* begin RECORDS SHOWN *

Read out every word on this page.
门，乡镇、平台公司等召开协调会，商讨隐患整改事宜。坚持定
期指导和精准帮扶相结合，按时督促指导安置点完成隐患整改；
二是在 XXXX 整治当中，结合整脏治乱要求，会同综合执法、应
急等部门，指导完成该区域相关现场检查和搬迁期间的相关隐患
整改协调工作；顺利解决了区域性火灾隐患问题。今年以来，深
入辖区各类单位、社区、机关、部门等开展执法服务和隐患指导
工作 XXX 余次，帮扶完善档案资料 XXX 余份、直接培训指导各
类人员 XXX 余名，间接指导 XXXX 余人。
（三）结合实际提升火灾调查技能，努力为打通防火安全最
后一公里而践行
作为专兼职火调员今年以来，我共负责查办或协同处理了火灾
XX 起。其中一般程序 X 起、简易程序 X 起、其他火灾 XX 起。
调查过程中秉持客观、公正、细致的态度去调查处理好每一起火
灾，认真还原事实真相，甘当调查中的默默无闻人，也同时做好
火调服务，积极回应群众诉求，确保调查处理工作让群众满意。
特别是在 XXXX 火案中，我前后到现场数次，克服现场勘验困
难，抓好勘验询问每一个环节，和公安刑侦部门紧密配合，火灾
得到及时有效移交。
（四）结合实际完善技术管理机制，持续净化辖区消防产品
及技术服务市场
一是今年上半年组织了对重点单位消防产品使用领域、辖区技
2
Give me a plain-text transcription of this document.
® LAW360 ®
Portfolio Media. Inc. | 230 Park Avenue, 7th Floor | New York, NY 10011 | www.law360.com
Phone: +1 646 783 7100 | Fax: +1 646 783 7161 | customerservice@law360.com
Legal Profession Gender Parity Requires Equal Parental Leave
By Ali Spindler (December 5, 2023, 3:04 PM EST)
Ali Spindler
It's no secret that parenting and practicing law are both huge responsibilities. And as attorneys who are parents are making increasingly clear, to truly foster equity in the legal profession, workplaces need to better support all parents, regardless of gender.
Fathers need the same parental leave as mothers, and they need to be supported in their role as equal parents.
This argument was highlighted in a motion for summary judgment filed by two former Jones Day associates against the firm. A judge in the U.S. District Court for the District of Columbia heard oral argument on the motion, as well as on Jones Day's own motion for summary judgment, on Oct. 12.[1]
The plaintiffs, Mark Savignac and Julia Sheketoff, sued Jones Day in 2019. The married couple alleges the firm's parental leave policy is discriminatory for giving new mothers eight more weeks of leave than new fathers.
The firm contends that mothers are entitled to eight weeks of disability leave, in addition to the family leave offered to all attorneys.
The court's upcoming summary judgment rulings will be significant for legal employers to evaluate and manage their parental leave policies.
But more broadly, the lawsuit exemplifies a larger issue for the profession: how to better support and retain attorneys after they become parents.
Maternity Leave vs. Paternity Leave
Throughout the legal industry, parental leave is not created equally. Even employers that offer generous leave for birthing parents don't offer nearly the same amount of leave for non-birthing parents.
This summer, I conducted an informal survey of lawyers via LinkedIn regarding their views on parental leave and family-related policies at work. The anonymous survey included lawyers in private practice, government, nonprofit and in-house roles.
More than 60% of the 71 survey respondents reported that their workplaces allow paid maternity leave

* end RECORDS SHOWN *

TASK TO COMPLETE
Transcribe the whole listing exactly.

EXERCISE ANSWER
Read out every word on this page.
门，乡镇、平台公司等召开协调会，商讨隐患整改事宜。坚持定
期指导和精准帮扶相结合，按时督促指导安置点完成隐患整改；
二是在 XXXX 整治当中，结合整脏治乱要求，会同综合执法、应
急等部门，指导完成该区域相关现场检查和搬迁期间的相关隐患
整改协调工作；顺利解决了区域性火灾隐患问题。今年以来，深
入辖区各类单位、社区、机关、部门等开展执法服务和隐患指导
工作 XXX 余次，帮扶完善档案资料 XXX 余份、直接培训指导各
类人员 XXX 余名，间接指导 XXXX 余人。
（三）结合实际提升火灾调查技能，努力为打通防火安全最
后一公里而践行
作为专兼职火调员今年以来，我共负责查办或协同处理了火灾
XX 起。其中一般程序 X 起、简易程序 X 起、其他火灾 XX 起。
调查过程中秉持客观、公正、细致的态度去调查处理好每一起火
灾，认真还原事实真相，甘当调查中的默默无闻人，也同时做好
火调服务，积极回应群众诉求，确保调查处理工作让群众满意。
特别是在 XXXX 火案中，我前后到现场数次，克服现场勘验困
难，抓好勘验询问每一个环节，和公安刑侦部门紧密配合，火灾
得到及时有效移交。
（四）结合实际完善技术管理机制，持续净化辖区消防产品
及技术服务市场
一是今年上半年组织了对重点单位消防产品使用领域、辖区技
2
Give me a plain-text transcription of this document.
® LAW360 ®
Portfolio Media. Inc. | 230 Park Avenue, 7th Floor | New York, NY 10011 | www.law360.com
Phone: +1 646 783 7100 | Fax: +1 646 783 7161 | customerservice@law360.com
Legal Profession Gender Parity Requires Equal Parental Leave
By Ali Spindler (December 5, 2023, 3:04 PM EST)
Ali Spindler
It's no secret that parenting and practicing law are both huge responsibilities. And as attorneys who are parents are making increasingly clear, to truly foster equity in the legal profession, workplaces need to better support all parents, regardless of gender.
Fathers need the same parental leave as mothers, and they need to be supported in their role as equal parents.
This argument was highlighted in a motion for summary judgment filed by two former Jones Day associates against the firm. A judge in the U.S. District Court for the District of Columbia heard oral argument on the motion, as well as on Jones Day's own motion for summary judgment, on Oct. 12.[1]
The plaintiffs, Mark Savignac and Julia Sheketoff, sued Jones Day in 2019. The married couple alleges the firm's parental leave policy is discriminatory for giving new mothers eight more weeks of leave than new fathers.
The firm contends that mothers are entitled to eight weeks of disability leave, in addition to the family leave offered to all attorneys.
The court's upcoming summary judgment rulings will be significant for legal employers to evaluate and manage their parental leave policies.
But more broadly, the lawsuit exemplifies a larger issue for the profession: how to better support and retain attorneys after they become parents.
Maternity Leave vs. Paternity Leave
Throughout the legal industry, parental leave is not created equally. Even employers that offer generous leave for birthing parents don't offer nearly the same amount of leave for non-birthing parents.
This summer, I conducted an informal survey of lawyers via LinkedIn regarding their views on parental leave and family-related policies at work. The anonymous survey included lawyers in private practice, government, nonprofit and in-house roles.
More than 60% of the 71 survey respondents reported that their workplaces allow paid maternity leave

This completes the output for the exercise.